### SET PROBLEM
Copy the data word for word, from its first line through the line that contains "step-3-illustration bbox=[630, 283, 856, 509]", with both of those lines included.

-- begin DATA FOR PROCESSING --

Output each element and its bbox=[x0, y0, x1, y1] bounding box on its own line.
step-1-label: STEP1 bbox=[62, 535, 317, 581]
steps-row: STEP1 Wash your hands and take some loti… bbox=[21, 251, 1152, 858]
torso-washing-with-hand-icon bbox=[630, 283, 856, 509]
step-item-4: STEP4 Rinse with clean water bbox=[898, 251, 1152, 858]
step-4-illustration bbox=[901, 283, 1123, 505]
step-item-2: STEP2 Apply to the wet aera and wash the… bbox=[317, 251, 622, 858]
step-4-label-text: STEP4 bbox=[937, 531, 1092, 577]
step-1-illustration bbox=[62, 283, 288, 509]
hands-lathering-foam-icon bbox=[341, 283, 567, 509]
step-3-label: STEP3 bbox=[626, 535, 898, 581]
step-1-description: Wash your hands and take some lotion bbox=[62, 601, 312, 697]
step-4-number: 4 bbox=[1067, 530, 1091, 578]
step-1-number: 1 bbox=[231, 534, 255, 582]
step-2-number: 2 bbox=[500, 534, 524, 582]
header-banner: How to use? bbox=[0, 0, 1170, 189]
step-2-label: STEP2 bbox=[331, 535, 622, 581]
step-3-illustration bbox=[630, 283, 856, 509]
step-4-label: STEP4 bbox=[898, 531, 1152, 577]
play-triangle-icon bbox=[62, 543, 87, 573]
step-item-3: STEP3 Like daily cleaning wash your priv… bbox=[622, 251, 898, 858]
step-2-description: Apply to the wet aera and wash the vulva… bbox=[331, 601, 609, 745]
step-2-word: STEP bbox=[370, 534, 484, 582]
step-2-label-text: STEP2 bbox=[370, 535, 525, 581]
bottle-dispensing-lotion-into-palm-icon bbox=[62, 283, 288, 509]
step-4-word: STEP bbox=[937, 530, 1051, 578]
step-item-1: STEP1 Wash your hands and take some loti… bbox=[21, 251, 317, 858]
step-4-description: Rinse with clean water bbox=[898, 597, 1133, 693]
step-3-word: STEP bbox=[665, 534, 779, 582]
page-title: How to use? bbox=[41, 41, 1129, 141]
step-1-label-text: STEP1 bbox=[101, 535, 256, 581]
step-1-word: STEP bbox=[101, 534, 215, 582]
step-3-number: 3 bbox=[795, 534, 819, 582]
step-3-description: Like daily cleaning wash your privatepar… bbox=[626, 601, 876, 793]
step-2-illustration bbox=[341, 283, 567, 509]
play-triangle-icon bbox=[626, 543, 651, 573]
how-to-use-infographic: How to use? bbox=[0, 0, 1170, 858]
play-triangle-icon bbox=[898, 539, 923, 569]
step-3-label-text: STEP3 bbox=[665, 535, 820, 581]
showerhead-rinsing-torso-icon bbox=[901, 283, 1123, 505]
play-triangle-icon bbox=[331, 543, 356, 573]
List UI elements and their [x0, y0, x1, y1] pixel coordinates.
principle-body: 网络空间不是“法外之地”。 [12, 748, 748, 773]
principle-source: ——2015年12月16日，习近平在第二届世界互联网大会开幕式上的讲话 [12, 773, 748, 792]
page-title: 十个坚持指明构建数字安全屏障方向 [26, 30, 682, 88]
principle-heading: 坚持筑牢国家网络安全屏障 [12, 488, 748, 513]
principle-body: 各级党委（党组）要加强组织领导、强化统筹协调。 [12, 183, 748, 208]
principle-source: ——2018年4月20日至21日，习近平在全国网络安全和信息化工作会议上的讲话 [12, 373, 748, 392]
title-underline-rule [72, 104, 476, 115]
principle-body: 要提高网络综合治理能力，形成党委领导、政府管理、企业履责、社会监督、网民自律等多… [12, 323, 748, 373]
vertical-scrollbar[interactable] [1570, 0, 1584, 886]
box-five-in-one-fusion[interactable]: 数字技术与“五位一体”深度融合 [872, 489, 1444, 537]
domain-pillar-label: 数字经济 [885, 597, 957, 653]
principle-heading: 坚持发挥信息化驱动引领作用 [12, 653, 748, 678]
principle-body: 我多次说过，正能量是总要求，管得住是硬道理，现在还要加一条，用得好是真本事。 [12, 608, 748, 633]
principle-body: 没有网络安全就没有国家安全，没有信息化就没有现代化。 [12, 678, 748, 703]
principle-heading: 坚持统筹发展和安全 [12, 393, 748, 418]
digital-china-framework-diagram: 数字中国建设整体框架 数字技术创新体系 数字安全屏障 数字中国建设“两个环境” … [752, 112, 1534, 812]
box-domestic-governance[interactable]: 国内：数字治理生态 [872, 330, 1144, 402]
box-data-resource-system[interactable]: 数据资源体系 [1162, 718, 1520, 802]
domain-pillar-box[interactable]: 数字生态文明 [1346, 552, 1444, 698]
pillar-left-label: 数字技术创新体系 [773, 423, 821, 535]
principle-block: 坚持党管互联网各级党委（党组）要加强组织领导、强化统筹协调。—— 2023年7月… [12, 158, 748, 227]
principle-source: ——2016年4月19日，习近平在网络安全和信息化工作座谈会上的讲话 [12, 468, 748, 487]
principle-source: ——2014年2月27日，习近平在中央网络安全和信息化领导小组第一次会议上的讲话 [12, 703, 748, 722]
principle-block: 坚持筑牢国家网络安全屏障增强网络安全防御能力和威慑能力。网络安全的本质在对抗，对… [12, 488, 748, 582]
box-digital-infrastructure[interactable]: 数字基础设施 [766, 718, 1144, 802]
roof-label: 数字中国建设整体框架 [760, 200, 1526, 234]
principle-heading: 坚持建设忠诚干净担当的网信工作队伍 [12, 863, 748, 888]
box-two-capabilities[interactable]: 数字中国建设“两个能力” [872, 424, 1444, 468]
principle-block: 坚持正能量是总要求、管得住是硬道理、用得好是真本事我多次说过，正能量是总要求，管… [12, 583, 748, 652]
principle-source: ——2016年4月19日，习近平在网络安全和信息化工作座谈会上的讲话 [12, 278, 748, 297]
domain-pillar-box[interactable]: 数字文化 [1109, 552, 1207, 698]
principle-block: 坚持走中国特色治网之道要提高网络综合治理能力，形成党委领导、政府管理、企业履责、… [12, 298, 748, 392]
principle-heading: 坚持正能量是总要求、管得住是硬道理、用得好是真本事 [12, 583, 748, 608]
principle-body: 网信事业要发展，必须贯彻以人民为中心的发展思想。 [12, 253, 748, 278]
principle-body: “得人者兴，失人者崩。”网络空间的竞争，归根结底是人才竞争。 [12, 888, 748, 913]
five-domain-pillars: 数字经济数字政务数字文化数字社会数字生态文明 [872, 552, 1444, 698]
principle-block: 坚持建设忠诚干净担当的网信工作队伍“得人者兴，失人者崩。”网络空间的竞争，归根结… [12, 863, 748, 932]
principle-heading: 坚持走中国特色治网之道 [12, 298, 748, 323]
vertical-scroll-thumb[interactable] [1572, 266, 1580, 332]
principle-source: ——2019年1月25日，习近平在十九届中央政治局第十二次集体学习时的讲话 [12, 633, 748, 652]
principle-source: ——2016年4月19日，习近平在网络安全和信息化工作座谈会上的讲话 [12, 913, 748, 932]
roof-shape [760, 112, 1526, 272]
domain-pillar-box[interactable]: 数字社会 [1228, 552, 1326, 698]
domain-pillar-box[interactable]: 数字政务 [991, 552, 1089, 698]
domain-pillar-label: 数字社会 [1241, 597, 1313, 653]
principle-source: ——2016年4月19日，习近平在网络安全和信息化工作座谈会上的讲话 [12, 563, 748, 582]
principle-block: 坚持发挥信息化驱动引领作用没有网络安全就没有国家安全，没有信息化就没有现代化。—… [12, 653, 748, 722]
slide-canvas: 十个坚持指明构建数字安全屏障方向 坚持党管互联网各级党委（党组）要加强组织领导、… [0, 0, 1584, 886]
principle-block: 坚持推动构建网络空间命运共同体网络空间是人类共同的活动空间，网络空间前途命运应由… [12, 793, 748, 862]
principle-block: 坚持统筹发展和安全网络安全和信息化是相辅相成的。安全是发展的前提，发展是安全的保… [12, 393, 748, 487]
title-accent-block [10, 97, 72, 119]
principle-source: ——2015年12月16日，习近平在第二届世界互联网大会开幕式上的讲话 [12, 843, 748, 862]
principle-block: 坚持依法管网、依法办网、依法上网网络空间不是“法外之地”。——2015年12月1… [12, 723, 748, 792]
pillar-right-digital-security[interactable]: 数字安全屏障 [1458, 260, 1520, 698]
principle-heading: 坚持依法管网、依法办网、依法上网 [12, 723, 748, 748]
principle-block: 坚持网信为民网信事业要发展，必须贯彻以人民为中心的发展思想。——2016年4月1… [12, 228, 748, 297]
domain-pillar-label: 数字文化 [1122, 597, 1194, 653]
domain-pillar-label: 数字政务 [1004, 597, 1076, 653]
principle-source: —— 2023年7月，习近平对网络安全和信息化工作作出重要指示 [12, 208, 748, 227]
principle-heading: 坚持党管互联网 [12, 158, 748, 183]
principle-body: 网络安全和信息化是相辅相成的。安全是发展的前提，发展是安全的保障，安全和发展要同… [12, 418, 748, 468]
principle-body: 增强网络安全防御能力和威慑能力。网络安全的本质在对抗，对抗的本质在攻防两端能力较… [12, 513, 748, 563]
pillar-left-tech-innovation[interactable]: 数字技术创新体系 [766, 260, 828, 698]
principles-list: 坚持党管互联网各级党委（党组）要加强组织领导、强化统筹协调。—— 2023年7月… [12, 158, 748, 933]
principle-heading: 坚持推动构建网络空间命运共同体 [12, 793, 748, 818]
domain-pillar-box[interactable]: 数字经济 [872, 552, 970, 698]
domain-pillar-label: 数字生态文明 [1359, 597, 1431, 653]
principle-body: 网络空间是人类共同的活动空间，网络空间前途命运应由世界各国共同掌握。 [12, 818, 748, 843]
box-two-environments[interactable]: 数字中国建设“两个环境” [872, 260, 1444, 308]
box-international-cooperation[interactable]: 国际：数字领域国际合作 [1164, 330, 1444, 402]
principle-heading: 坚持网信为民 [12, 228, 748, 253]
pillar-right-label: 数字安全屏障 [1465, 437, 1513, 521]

-- end DATA FOR PROCESSING --

### REPLY TO THE TASK
Output each element and its bbox=[x0, y0, x1, y1] bounding box on its own line.
step-1-label: STEP1 bbox=[62, 535, 317, 581]
steps-row: STEP1 Wash your hands and take some loti… bbox=[21, 251, 1152, 858]
torso-washing-with-hand-icon bbox=[630, 283, 856, 509]
step-item-4: STEP4 Rinse with clean water bbox=[898, 251, 1152, 858]
step-4-illustration bbox=[901, 283, 1123, 505]
step-item-2: STEP2 Apply to the wet aera and wash the… bbox=[317, 251, 622, 858]
step-4-label-text: STEP4 bbox=[937, 531, 1092, 577]
step-1-illustration bbox=[62, 283, 288, 509]
hands-lathering-foam-icon bbox=[341, 283, 567, 509]
step-3-label: STEP3 bbox=[626, 535, 898, 581]
step-1-description: Wash your hands and take some lotion bbox=[62, 601, 312, 697]
step-4-number: 4 bbox=[1067, 530, 1091, 578]
step-1-number: 1 bbox=[231, 534, 255, 582]
step-2-number: 2 bbox=[500, 534, 524, 582]
header-banner: How to use? bbox=[0, 0, 1170, 189]
step-2-label: STEP2 bbox=[331, 535, 622, 581]
step-3-illustration bbox=[630, 283, 856, 509]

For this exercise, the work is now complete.